Reproduce every entry below precisely; do not include the pictures.

START Input records

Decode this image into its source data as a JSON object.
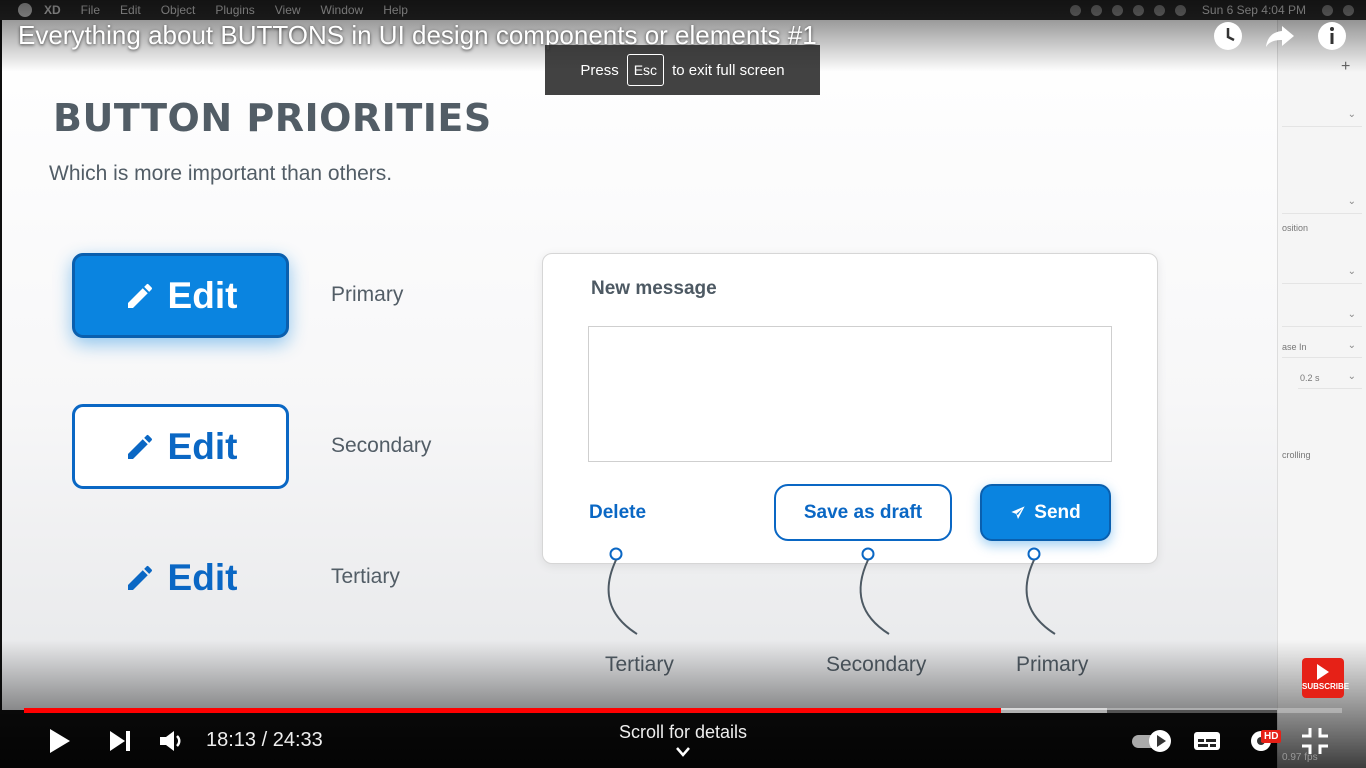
{
  "menubar": {
    "items": [
      "XD",
      "File",
      "Edit",
      "Object",
      "Plugins",
      "View",
      "Window",
      "Help"
    ],
    "datetime": "Sun 6 Sep  4:04 PM"
  },
  "video": {
    "title": "Everything about BUTTONS in UI design components or elements #1",
    "fullscreen_notice": {
      "press": "Press",
      "key": "Esc",
      "rest": "to exit full screen"
    },
    "time_current": "18:13",
    "time_total": "24:33",
    "time_display": "18:13 / 24:33",
    "progress_played_pct": 74.1,
    "progress_buffered_pct": 82.2,
    "scroll_hint": "Scroll for details",
    "quality_badge": "HD",
    "subscribe_label": "SUBSCRIBE",
    "fps_text": "0.97 fps",
    "accent_color": "#ff0000"
  },
  "slide": {
    "heading": "BUTTON PRIORITIES",
    "subheading": "Which is more important than others.",
    "edit_button_label": "Edit",
    "priorities": [
      {
        "label": "Primary",
        "style": "filled"
      },
      {
        "label": "Secondary",
        "style": "outlined"
      },
      {
        "label": "Tertiary",
        "style": "text"
      }
    ],
    "brand_color": "#0a84e0",
    "message_card": {
      "title": "New message",
      "delete_label": "Delete",
      "draft_label": "Save as draft",
      "send_label": "Send"
    },
    "annotation_labels": [
      "Tertiary",
      "Secondary",
      "Primary"
    ]
  },
  "xd_panel": {
    "labels": [
      "osition",
      "ase In",
      "0.2 s",
      "crolling"
    ]
  }
}
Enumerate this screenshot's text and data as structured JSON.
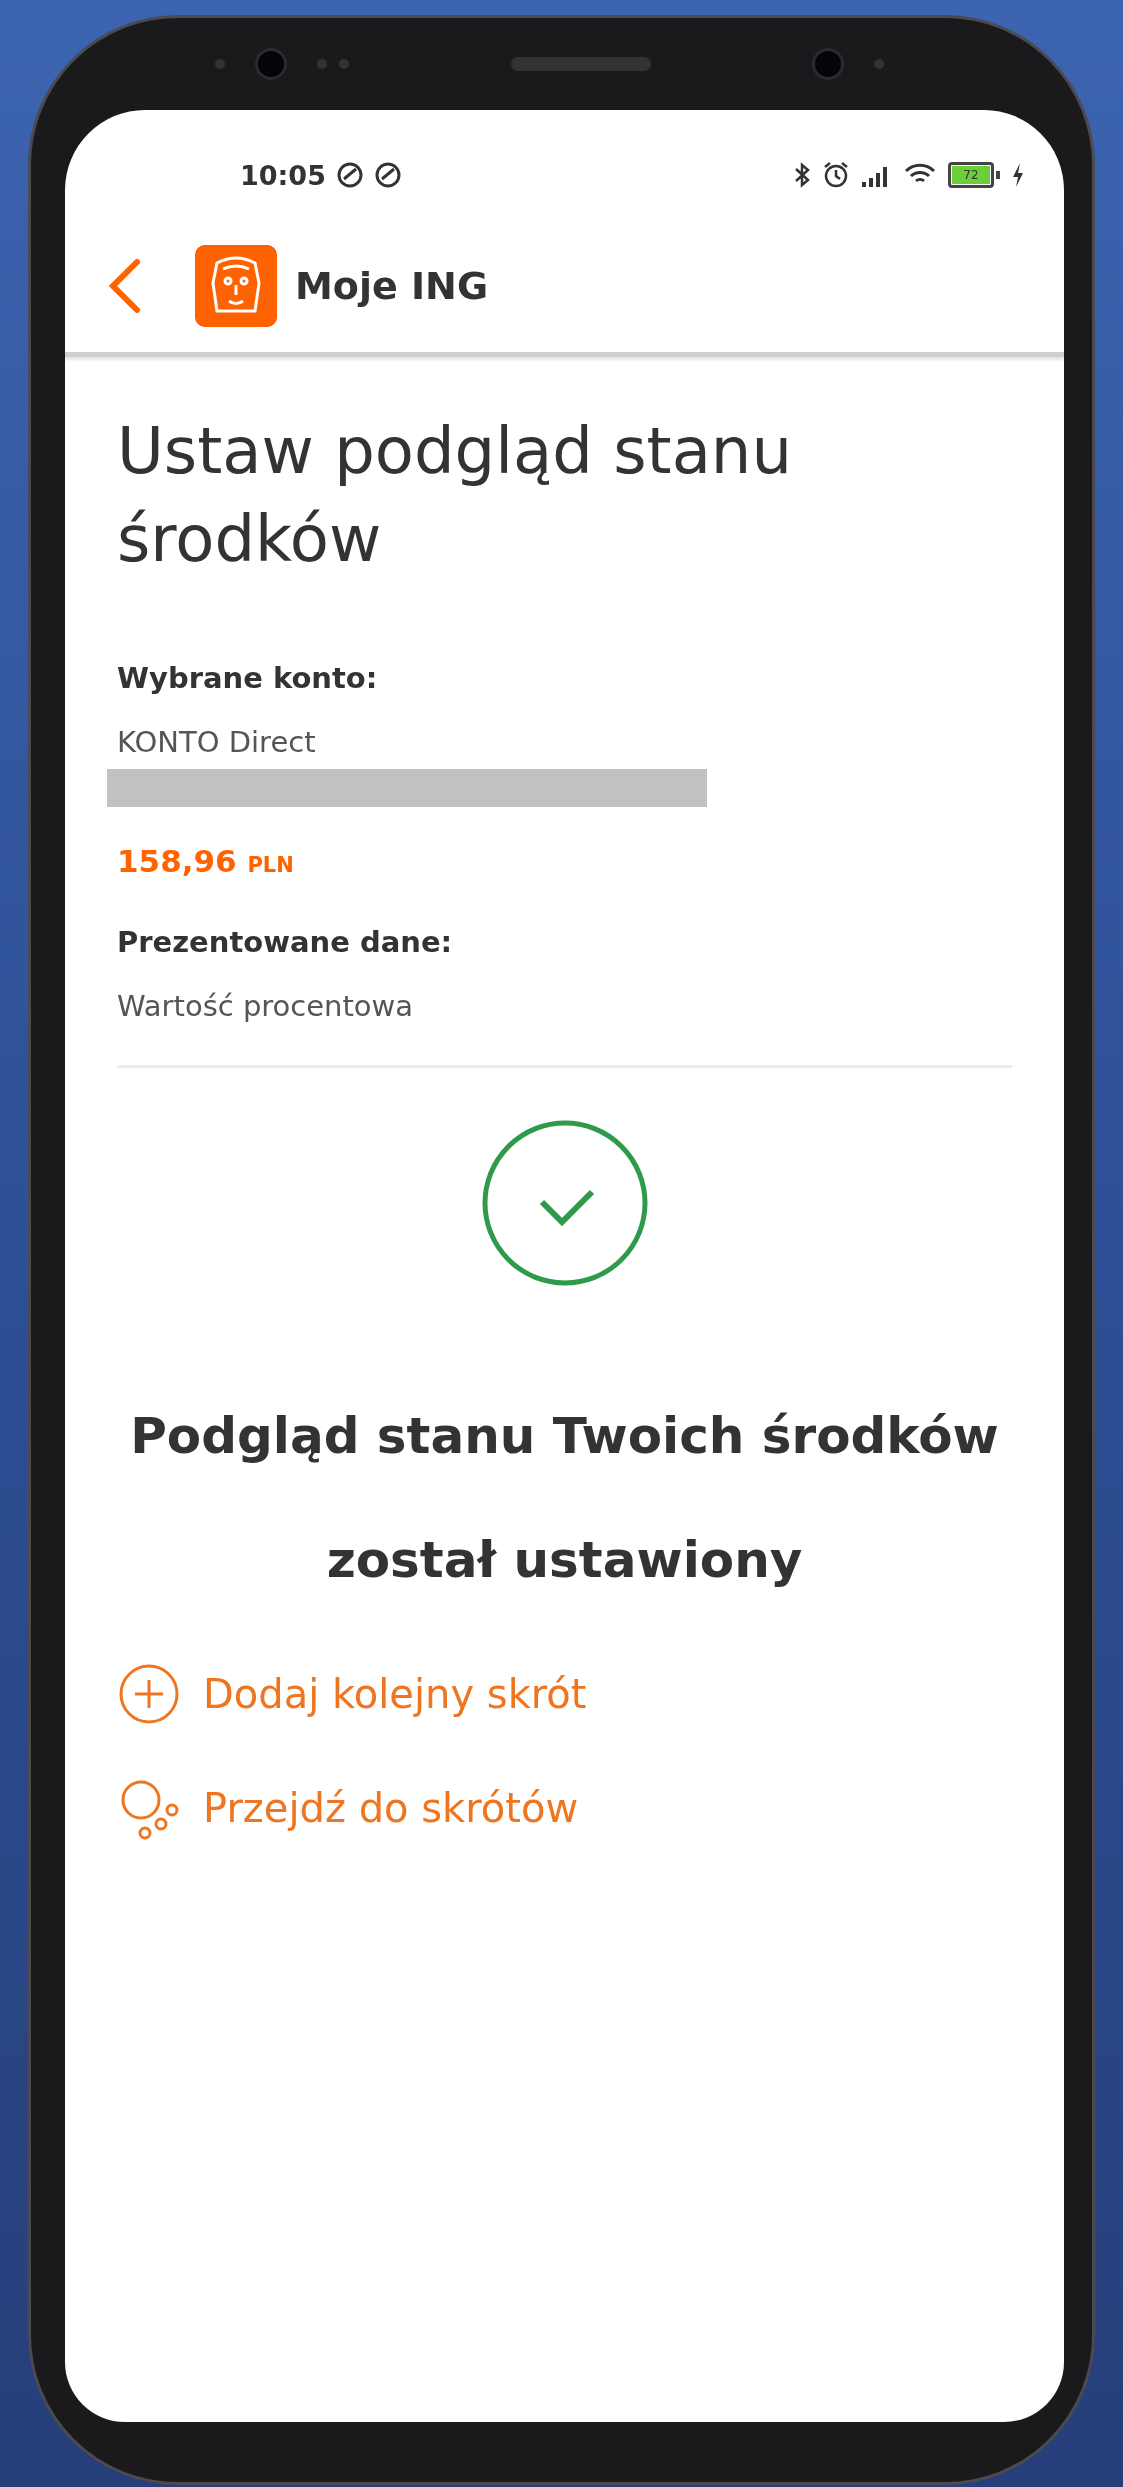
{
  "status_bar": {
    "time": "10:05",
    "battery": "72"
  },
  "header": {
    "title": "Moje ING"
  },
  "page": {
    "title": "Ustaw podgląd stanu środków",
    "fields": [
      {
        "label": "Wybrane konto:",
        "value": "KONTO Direct",
        "kind": "account",
        "amount": "158,96",
        "currency": "PLN"
      },
      {
        "label": "Prezentowane dane:",
        "value": "Wartość procentowa",
        "kind": "text"
      }
    ]
  },
  "success": {
    "message": "Podgląd stanu Twoich środków został ustawiony"
  },
  "actions": [
    {
      "label": "Dodaj kolejny skrót",
      "kind": "add"
    },
    {
      "label": "Przejdź do skrótów",
      "kind": "shortcuts"
    }
  ]
}
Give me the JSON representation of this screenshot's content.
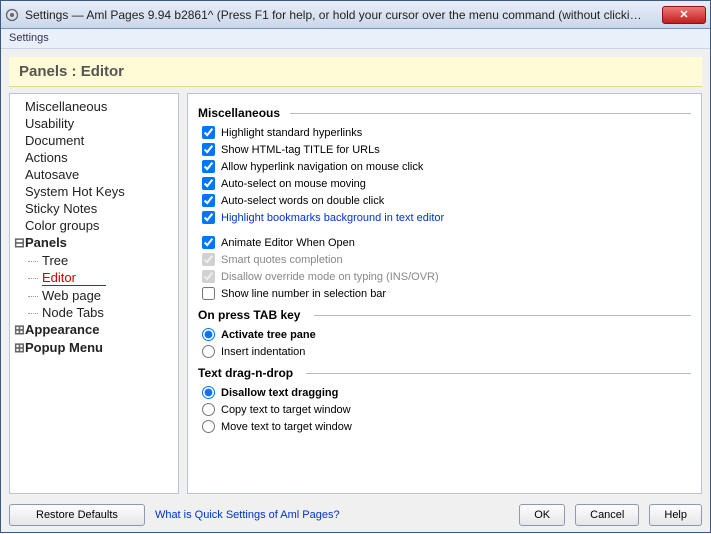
{
  "window": {
    "title": "Settings  —  Aml Pages 9.94 b2861^ (Press F1 for help, or hold your cursor over the menu command (without clicki…",
    "menulabel": "Settings"
  },
  "header": "Panels : Editor",
  "tree": {
    "items": [
      {
        "label": "Miscellaneous",
        "bold": false,
        "exp": ""
      },
      {
        "label": "Usability",
        "bold": false,
        "exp": ""
      },
      {
        "label": "Document",
        "bold": false,
        "exp": ""
      },
      {
        "label": "Actions",
        "bold": false,
        "exp": ""
      },
      {
        "label": "Autosave",
        "bold": false,
        "exp": ""
      },
      {
        "label": "System Hot Keys",
        "bold": false,
        "exp": ""
      },
      {
        "label": "Sticky Notes",
        "bold": false,
        "exp": ""
      },
      {
        "label": "Color groups",
        "bold": false,
        "exp": ""
      },
      {
        "label": "Panels",
        "bold": true,
        "exp": "⊟",
        "children": [
          {
            "label": "Tree"
          },
          {
            "label": "Editor",
            "selected": true
          },
          {
            "label": "Web page"
          },
          {
            "label": "Node Tabs"
          }
        ]
      },
      {
        "label": "Appearance",
        "bold": true,
        "exp": "⊞"
      },
      {
        "label": "Popup Menu",
        "bold": true,
        "exp": "⊞"
      }
    ]
  },
  "panel": {
    "groups": [
      {
        "title": "Miscellaneous",
        "tw": "92px",
        "opts": [
          {
            "type": "checkbox",
            "label": "Highlight standard hyperlinks",
            "checked": true
          },
          {
            "type": "checkbox",
            "label": "Show HTML-tag TITLE for URLs",
            "checked": true
          },
          {
            "type": "checkbox",
            "label": "Allow hyperlink navigation on mouse click",
            "checked": true
          },
          {
            "type": "checkbox",
            "label": "Auto-select on mouse moving",
            "checked": true
          },
          {
            "type": "checkbox",
            "label": "Auto-select words on double click",
            "checked": true
          },
          {
            "type": "checkbox",
            "label": "Highlight bookmarks background in text editor",
            "checked": true,
            "link": true
          }
        ]
      },
      {
        "title": "",
        "tw": "0px",
        "opts": [
          {
            "type": "checkbox",
            "label": "Animate Editor When Open",
            "checked": true
          },
          {
            "type": "checkbox",
            "label": "Smart quotes completion",
            "checked": true,
            "disabled": true
          },
          {
            "type": "checkbox",
            "label": "Disallow override mode on typing (INS/OVR)",
            "checked": true,
            "disabled": true
          },
          {
            "type": "checkbox",
            "label": "Show line number in selection bar",
            "checked": false
          }
        ]
      },
      {
        "title": "On press TAB key",
        "tw": "116px",
        "opts": [
          {
            "type": "radio",
            "name": "tab",
            "label": "Activate tree pane",
            "checked": true,
            "bold": true
          },
          {
            "type": "radio",
            "name": "tab",
            "label": "Insert indentation",
            "checked": false
          }
        ]
      },
      {
        "title": "Text drag-n-drop",
        "tw": "108px",
        "opts": [
          {
            "type": "radio",
            "name": "dnd",
            "label": "Disallow text dragging",
            "checked": true,
            "bold": true
          },
          {
            "type": "radio",
            "name": "dnd",
            "label": "Copy text to target window",
            "checked": false
          },
          {
            "type": "radio",
            "name": "dnd",
            "label": "Move text to target window",
            "checked": false
          }
        ]
      }
    ]
  },
  "footer": {
    "restore": "Restore Defaults",
    "link": "What is Quick Settings of Aml Pages?",
    "ok": "OK",
    "cancel": "Cancel",
    "help": "Help"
  }
}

END Input records

■ Expected answer:
Decode this image into its source data as a JSON object.
{
  "menubar": {
    "items": [
      "XD",
      "File",
      "Edit",
      "Object",
      "Plugins",
      "View",
      "Window",
      "Help"
    ],
    "datetime": "Sun 6 Sep  4:04 PM"
  },
  "video": {
    "title": "Everything about BUTTONS in UI design components or elements #1",
    "fullscreen_notice": {
      "press": "Press",
      "key": "Esc",
      "rest": "to exit full screen"
    },
    "time_current": "18:13",
    "time_total": "24:33",
    "time_display": "18:13 / 24:33",
    "progress_played_pct": 74.1,
    "progress_buffered_pct": 82.2,
    "scroll_hint": "Scroll for details",
    "quality_badge": "HD",
    "subscribe_label": "SUBSCRIBE",
    "fps_text": "0.97 fps",
    "accent_color": "#ff0000"
  },
  "slide": {
    "heading": "BUTTON PRIORITIES",
    "subheading": "Which is more important than others.",
    "edit_button_label": "Edit",
    "priorities": [
      {
        "label": "Primary",
        "style": "filled"
      },
      {
        "label": "Secondary",
        "style": "outlined"
      },
      {
        "label": "Tertiary",
        "style": "text"
      }
    ],
    "brand_color": "#0a84e0",
    "message_card": {
      "title": "New message",
      "delete_label": "Delete",
      "draft_label": "Save as draft",
      "send_label": "Send"
    },
    "annotation_labels": [
      "Tertiary",
      "Secondary",
      "Primary"
    ]
  },
  "xd_panel": {
    "labels": [
      "osition",
      "ase In",
      "0.2 s",
      "crolling"
    ]
  }
}
Enumerate this screenshot's text and data as structured JSON.
{
  "status_bar": {
    "time": "10:05",
    "battery": "72"
  },
  "header": {
    "title": "Moje ING"
  },
  "page": {
    "title": "Ustaw podgląd stanu środków",
    "fields": [
      {
        "label": "Wybrane konto:",
        "value": "KONTO Direct",
        "kind": "account",
        "amount": "158,96",
        "currency": "PLN"
      },
      {
        "label": "Prezentowane dane:",
        "value": "Wartość procentowa",
        "kind": "text"
      }
    ]
  },
  "success": {
    "message": "Podgląd stanu Twoich środków został ustawiony"
  },
  "actions": [
    {
      "label": "Dodaj kolejny skrót",
      "kind": "add"
    },
    {
      "label": "Przejdź do skrótów",
      "kind": "shortcuts"
    }
  ]
}
Give me the JSON representation of this screenshot's content.
{
  "window": {
    "title": "Settings  —  Aml Pages 9.94 b2861^ (Press F1 for help, or hold your cursor over the menu command (without clicki…",
    "menulabel": "Settings"
  },
  "header": "Panels : Editor",
  "tree": {
    "items": [
      {
        "label": "Miscellaneous",
        "bold": false,
        "exp": ""
      },
      {
        "label": "Usability",
        "bold": false,
        "exp": ""
      },
      {
        "label": "Document",
        "bold": false,
        "exp": ""
      },
      {
        "label": "Actions",
        "bold": false,
        "exp": ""
      },
      {
        "label": "Autosave",
        "bold": false,
        "exp": ""
      },
      {
        "label": "System Hot Keys",
        "bold": false,
        "exp": ""
      },
      {
        "label": "Sticky Notes",
        "bold": false,
        "exp": ""
      },
      {
        "label": "Color groups",
        "bold": false,
        "exp": ""
      },
      {
        "label": "Panels",
        "bold": true,
        "exp": "⊟",
        "children": [
          {
            "label": "Tree"
          },
          {
            "label": "Editor",
            "selected": true
          },
          {
            "label": "Web page"
          },
          {
            "label": "Node Tabs"
          }
        ]
      },
      {
        "label": "Appearance",
        "bold": true,
        "exp": "⊞"
      },
      {
        "label": "Popup Menu",
        "bold": true,
        "exp": "⊞"
      }
    ]
  },
  "panel": {
    "groups": [
      {
        "title": "Miscellaneous",
        "tw": "92px",
        "opts": [
          {
            "type": "checkbox",
            "label": "Highlight standard hyperlinks",
            "checked": true
          },
          {
            "type": "checkbox",
            "label": "Show HTML-tag TITLE for URLs",
            "checked": true
          },
          {
            "type": "checkbox",
            "label": "Allow hyperlink navigation on mouse click",
            "checked": true
          },
          {
            "type": "checkbox",
            "label": "Auto-select on mouse moving",
            "checked": true
          },
          {
            "type": "checkbox",
            "label": "Auto-select words on double click",
            "checked": true
          },
          {
            "type": "checkbox",
            "label": "Highlight bookmarks background in text editor",
            "checked": true,
            "link": true
          }
        ]
      },
      {
        "title": "",
        "tw": "0px",
        "opts": [
          {
            "type": "checkbox",
            "label": "Animate Editor When Open",
            "checked": true
          },
          {
            "type": "checkbox",
            "label": "Smart quotes completion",
            "checked": true,
            "disabled": true
          },
          {
            "type": "checkbox",
            "label": "Disallow override mode on typing (INS/OVR)",
            "checked": true,
            "disabled": true
          },
          {
            "type": "checkbox",
            "label": "Show line number in selection bar",
            "checked": false
          }
        ]
      },
      {
        "title": "On press TAB key",
        "tw": "116px",
        "opts": [
          {
            "type": "radio",
            "name": "tab",
            "label": "Activate tree pane",
            "checked": true,
            "bold": true
          },
          {
            "type": "radio",
            "name": "tab",
            "label": "Insert indentation",
            "checked": false
          }
        ]
      },
      {
        "title": "Text drag-n-drop",
        "tw": "108px",
        "opts": [
          {
            "type": "radio",
            "name": "dnd",
            "label": "Disallow text dragging",
            "checked": true,
            "bold": true
          },
          {
            "type": "radio",
            "name": "dnd",
            "label": "Copy text to target window",
            "checked": false
          },
          {
            "type": "radio",
            "name": "dnd",
            "label": "Move text to target window",
            "checked": false
          }
        ]
      }
    ]
  },
  "footer": {
    "restore": "Restore Defaults",
    "link": "What is Quick Settings of Aml Pages?",
    "ok": "OK",
    "cancel": "Cancel",
    "help": "Help"
  }
}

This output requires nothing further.